## TASK OBJECTIVE:
Look through the records below and give the number of lines holding the string "Mouse", nothing more.

[Items from a data source]
* * * * * * * * *
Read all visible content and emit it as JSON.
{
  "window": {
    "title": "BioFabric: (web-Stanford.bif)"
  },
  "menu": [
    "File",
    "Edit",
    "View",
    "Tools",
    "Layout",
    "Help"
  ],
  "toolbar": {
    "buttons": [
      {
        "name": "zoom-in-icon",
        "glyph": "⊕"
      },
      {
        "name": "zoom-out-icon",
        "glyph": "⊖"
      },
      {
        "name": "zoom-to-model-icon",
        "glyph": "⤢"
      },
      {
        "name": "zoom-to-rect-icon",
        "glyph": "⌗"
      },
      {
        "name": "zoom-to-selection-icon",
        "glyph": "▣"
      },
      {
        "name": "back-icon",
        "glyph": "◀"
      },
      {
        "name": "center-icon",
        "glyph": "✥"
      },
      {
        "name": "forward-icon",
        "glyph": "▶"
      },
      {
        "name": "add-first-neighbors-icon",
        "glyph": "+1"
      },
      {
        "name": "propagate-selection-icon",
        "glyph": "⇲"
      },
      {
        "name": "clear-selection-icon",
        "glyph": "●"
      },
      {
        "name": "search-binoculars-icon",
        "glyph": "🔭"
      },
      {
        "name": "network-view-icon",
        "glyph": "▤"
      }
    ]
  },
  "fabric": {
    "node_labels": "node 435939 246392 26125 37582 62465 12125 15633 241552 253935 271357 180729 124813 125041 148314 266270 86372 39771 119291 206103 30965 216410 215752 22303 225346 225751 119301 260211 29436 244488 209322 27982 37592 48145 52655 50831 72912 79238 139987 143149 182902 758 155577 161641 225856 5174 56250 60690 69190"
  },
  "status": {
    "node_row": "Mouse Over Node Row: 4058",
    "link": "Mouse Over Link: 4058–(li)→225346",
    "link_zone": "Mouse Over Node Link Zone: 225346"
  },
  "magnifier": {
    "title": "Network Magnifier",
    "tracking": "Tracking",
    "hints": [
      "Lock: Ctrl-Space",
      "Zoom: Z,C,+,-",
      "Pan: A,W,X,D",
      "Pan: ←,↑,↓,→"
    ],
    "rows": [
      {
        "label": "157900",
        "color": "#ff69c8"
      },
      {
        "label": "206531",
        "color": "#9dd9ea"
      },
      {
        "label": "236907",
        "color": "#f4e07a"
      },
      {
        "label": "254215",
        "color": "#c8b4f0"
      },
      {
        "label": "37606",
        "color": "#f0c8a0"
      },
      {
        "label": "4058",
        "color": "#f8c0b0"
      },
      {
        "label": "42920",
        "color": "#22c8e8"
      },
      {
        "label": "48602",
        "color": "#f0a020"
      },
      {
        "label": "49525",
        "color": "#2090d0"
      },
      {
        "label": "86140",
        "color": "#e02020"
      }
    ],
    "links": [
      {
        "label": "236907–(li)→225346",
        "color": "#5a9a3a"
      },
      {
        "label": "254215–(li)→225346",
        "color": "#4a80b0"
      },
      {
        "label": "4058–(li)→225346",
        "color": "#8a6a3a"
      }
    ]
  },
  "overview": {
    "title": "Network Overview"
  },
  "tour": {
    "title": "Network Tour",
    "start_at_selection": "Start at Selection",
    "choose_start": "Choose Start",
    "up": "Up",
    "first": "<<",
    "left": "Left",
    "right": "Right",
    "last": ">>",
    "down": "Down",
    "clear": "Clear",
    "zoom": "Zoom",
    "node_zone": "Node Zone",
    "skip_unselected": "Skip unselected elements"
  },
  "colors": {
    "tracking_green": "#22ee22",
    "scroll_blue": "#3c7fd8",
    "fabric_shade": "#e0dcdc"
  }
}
* * * * * * * * *
## RESULT OF THE TASK:
3